**What this task involves**
For every entry that follows, return the words exactly and omit any picture.

Dataset rows of page text
=== Begin Enclosure ===
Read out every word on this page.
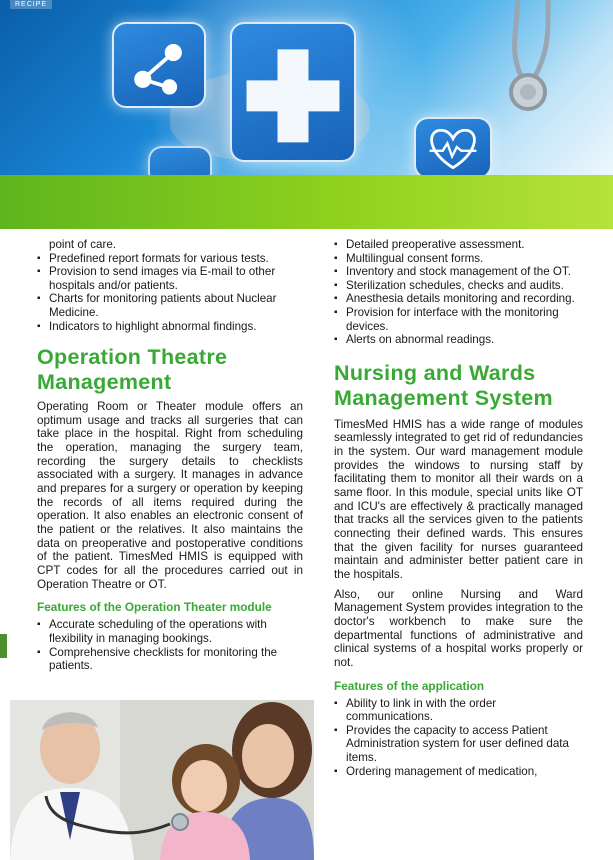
RECIPE
point of care.
▪ Predefined report formats for various tests.
▪ Provision to send images via E-mail to other hospitals and/or patients.
▪ Charts for monitoring patients about Nuclear Medicine.
▪ Indicators to highlight abnormal findings.
Operation Theatre
Management

Operating Room or Theater module offers an optimum usage and tracks all surgeries that can take place in the hospital. Right from scheduling the operation, managing the surgery team, recording the surgery details to checklists associated with a surgery. It manages in advance and prepares for a surgery or operation by keeping the records of all items required during the operation. It also enables an electronic consent of the patient or the relatives. It also maintains the data on preoperative and postoperative conditions of the patient. TimesMed HMIS is equipped with CPT codes for all the procedures carried out in Operation Theatre or OT.

Features of the Operation Theater module
▪ Accurate scheduling of the operations with flexibility in managing bookings.
▪ Comprehensive checklists for monitoring the patients.
▪ Detailed preoperative assessment.
▪ Multilingual consent forms.
▪ Inventory and stock management of the OT.
▪ Sterilization schedules, checks and audits.
▪ Anesthesia details monitoring and recording.
▪ Provision for interface with the monitoring devices.
▪ Alerts on abnormal readings.
Nursing and Wards
Management System

TimesMed HMIS has a wide range of modules seamlessly integrated to get rid of redundancies in the system. Our ward management module provides the windows to nursing staff by facilitating them to monitor all their wards on a same floor. In this module, special units like OT and ICU's are effectively & practically managed that tracks all the services given to the patients connecting their defined wards. This ensures that the given facility for nurses guaranteed maintain and administer better patient care in the hospitals.

Also, our online Nursing and Ward Management System provides integration to the doctor's workbench to make sure the departmental functions of administrative and clinical systems of a hospital works properly or not.

Features of the application
▪ Ability to link in with the order communications.
▪ Provides the capacity to access Patient Administration system for user defined data items.
▪ Ordering management of medication,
=== End Enclosure ===
**Task output**
Read out every word on this page.
RECIPE
point of care.
▪ Predefined report formats for various tests.
▪ Provision to send images via E-mail to other hospitals and/or patients.
▪ Charts for monitoring patients about Nuclear Medicine.
▪ Indicators to highlight abnormal findings.
Operation Theatre
Management

Operating Room or Theater module offers an optimum usage and tracks all surgeries that can take place in the hospital. Right from scheduling the operation, managing the surgery team, recording the surgery details to checklists associated with a surgery. It manages in advance and prepares for a surgery or operation by keeping the records of all items required during the operation. It also enables an electronic consent of the patient or the relatives. It also maintains the data on preoperative and postoperative conditions of the patient. TimesMed HMIS is equipped with CPT codes for all the procedures carried out in Operation Theatre or OT.

Features of the Operation Theater module
▪ Accurate scheduling of the operations with flexibility in managing bookings.
▪ Comprehensive checklists for monitoring the patients.
▪ Detailed preoperative assessment.
▪ Multilingual consent forms.
▪ Inventory and stock management of the OT.
▪ Sterilization schedules, checks and audits.
▪ Anesthesia details monitoring and recording.
▪ Provision for interface with the monitoring devices.
▪ Alerts on abnormal readings.
Nursing and Wards
Management System

TimesMed HMIS has a wide range of modules seamlessly integrated to get rid of redundancies in the system. Our ward management module provides the windows to nursing staff by facilitating them to monitor all their wards on a same floor. In this module, special units like OT and ICU's are effectively & practically managed that tracks all the services given to the patients connecting their defined wards. This ensures that the given facility for nurses guaranteed maintain and administer better patient care in the hospitals.

Also, our online Nursing and Ward Management System provides integration to the doctor's workbench to make sure the departmental functions of administrative and clinical systems of a hospital works properly or not.

Features of the application
▪ Ability to link in with the order communications.
▪ Provides the capacity to access Patient Administration system for user defined data items.
▪ Ordering management of medication,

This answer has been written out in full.